(Saved entries)
>>

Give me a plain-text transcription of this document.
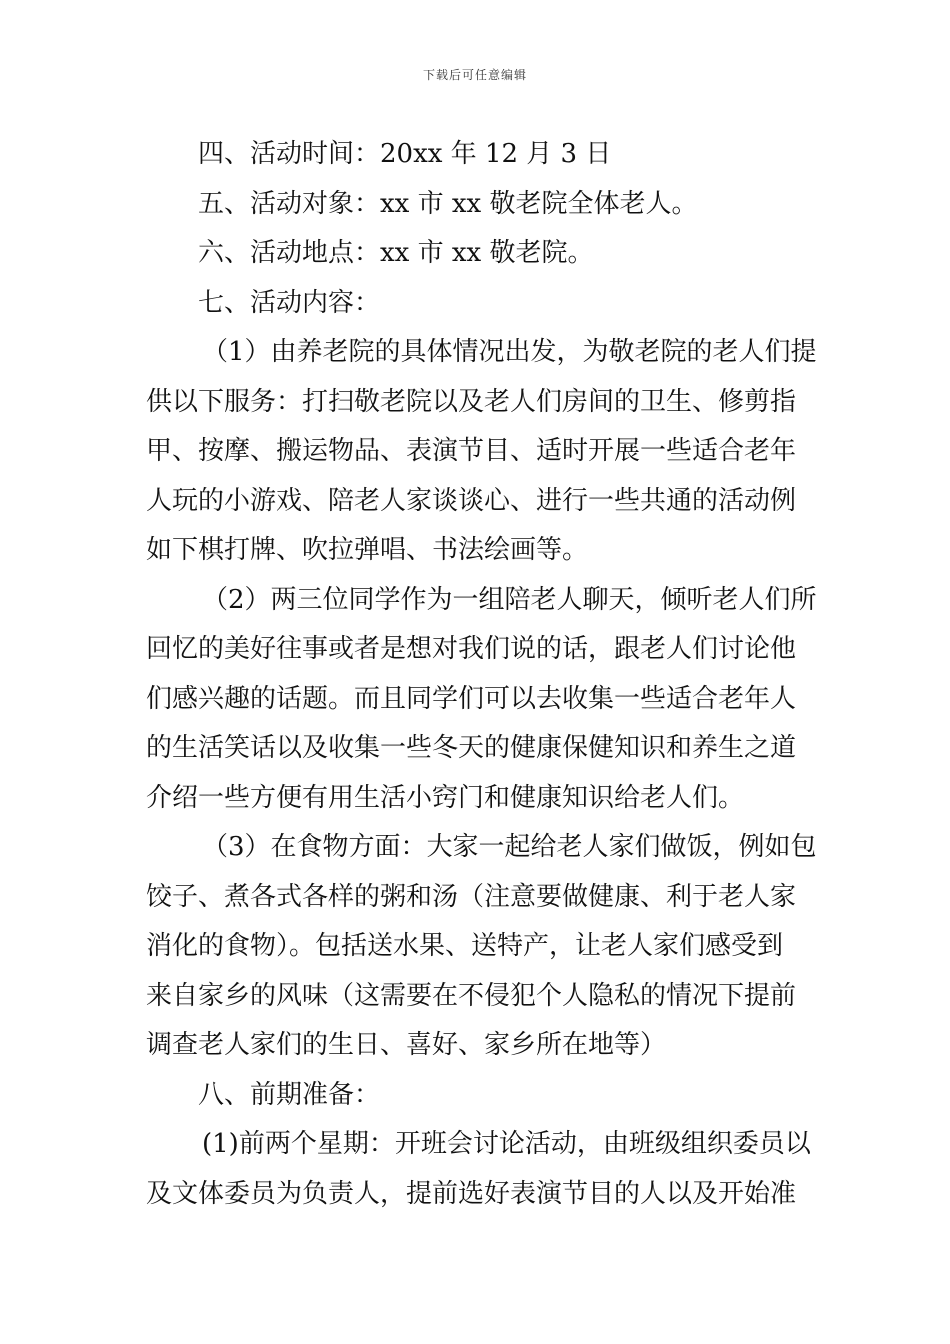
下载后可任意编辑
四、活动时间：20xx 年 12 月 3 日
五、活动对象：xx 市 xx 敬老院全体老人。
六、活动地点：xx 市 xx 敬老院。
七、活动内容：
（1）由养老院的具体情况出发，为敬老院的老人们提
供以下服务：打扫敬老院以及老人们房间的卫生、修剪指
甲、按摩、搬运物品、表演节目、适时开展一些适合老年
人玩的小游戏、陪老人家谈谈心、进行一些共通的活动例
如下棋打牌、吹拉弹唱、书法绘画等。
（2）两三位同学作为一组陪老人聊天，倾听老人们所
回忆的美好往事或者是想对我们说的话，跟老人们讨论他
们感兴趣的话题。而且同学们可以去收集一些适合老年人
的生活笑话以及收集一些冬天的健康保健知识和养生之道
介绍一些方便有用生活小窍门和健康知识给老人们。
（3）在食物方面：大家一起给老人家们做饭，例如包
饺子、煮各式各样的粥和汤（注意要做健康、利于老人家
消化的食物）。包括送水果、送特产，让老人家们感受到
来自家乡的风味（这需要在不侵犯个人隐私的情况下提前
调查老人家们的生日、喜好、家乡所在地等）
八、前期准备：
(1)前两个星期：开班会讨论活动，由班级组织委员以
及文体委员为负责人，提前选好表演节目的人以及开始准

<<
>>

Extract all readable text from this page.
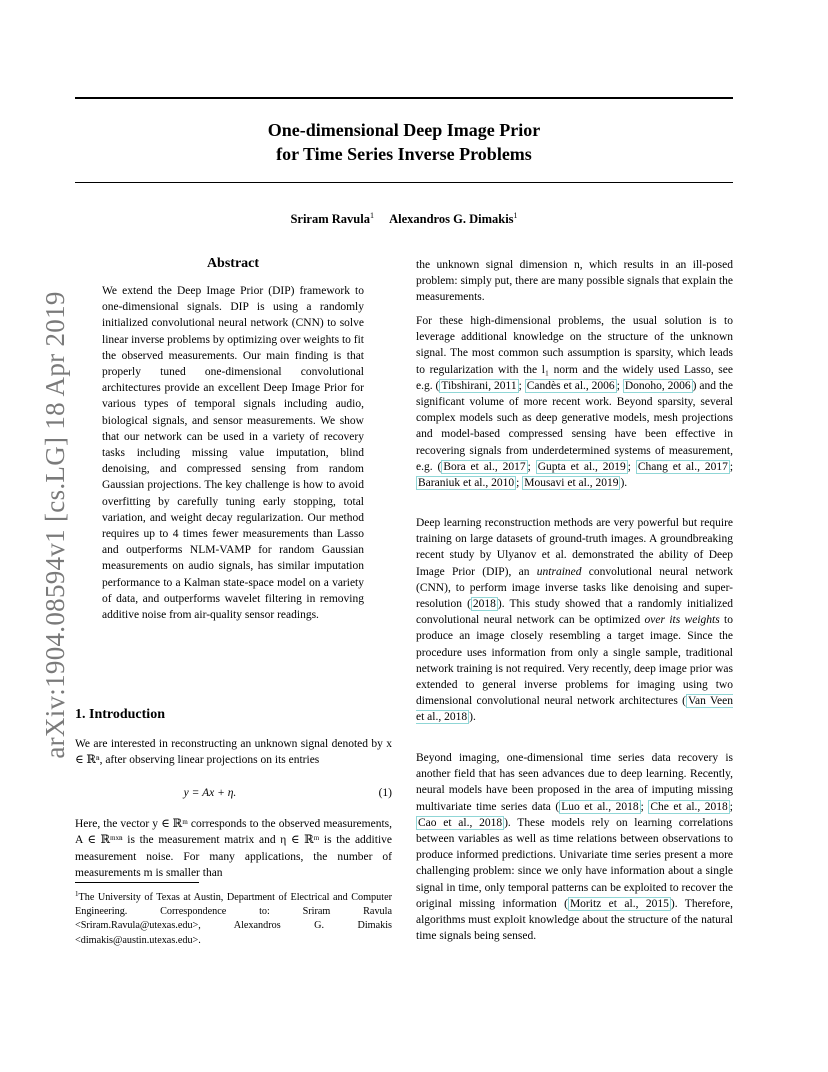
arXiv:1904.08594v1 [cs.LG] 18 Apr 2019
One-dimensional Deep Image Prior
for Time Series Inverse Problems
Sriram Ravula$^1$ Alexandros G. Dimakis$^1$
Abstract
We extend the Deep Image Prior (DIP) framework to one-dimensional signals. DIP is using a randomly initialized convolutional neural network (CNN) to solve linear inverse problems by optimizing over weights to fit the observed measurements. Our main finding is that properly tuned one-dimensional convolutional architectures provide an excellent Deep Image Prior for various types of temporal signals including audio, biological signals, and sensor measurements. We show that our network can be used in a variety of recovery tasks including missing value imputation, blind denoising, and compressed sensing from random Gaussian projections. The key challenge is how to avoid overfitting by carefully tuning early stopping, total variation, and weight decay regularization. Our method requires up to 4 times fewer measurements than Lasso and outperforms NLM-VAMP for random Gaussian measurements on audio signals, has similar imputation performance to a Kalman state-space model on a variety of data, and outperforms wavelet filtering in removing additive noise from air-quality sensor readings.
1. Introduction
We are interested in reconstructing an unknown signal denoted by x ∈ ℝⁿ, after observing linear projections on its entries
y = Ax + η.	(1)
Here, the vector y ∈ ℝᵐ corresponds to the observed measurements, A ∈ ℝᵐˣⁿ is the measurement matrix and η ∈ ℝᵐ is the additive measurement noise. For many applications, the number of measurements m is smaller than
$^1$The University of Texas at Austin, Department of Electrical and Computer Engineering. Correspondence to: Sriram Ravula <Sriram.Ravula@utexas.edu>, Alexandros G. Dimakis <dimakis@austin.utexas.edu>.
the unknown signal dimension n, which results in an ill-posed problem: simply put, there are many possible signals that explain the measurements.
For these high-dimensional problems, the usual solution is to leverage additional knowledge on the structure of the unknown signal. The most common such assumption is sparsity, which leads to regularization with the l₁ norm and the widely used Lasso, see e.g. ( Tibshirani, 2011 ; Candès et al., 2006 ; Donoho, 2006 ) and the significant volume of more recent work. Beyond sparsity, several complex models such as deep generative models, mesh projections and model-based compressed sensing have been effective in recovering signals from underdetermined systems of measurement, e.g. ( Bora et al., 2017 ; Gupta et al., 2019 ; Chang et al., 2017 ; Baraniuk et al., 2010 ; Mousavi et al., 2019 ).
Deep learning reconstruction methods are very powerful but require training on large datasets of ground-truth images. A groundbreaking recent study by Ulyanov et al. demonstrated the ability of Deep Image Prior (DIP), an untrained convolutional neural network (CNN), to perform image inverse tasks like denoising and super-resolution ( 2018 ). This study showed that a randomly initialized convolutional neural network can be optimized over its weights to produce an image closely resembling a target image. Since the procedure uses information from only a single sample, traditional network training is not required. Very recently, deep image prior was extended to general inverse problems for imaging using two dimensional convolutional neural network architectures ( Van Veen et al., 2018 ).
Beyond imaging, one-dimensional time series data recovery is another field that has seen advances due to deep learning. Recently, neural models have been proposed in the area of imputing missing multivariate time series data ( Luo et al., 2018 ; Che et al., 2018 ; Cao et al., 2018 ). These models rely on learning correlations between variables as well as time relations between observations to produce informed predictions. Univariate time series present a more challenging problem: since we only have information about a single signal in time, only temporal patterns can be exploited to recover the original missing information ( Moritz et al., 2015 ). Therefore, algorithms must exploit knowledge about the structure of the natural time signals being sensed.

<<

Find the lines containing "linear" and list every one of them.

(WRITTEN SOLUTION)
We extend the Deep Image Prior (DIP) framework to one-dimensional signals. DIP is using a randomly initialized convolutional neural network (CNN) to solve linear inverse problems by optimizing over weights to fit the observed measurements. Our main finding is that properly tuned one-dimensional convolutional architectures provide an excellent Deep Image Prior for various types of temporal signals including audio, biological signals, and sensor measurements. We show that our network can be used in a variety of recovery tasks including missing value imputation, blind denoising, and compressed sensing from random Gaussian projections. The key challenge is how to avoid overfitting by carefully tuning early stopping, total variation, and weight decay regularization. Our method requires up to 4 times fewer measurements than Lasso and outperforms NLM-VAMP for random Gaussian measurements on audio signals, has similar imputation performance to a Kalman state-space model on a variety of data, and outperforms wavelet filtering in removing additive noise from air-quality sensor readings.
We are interested in reconstructing an unknown signal denoted by x ∈ ℝⁿ, after observing linear projections on its entries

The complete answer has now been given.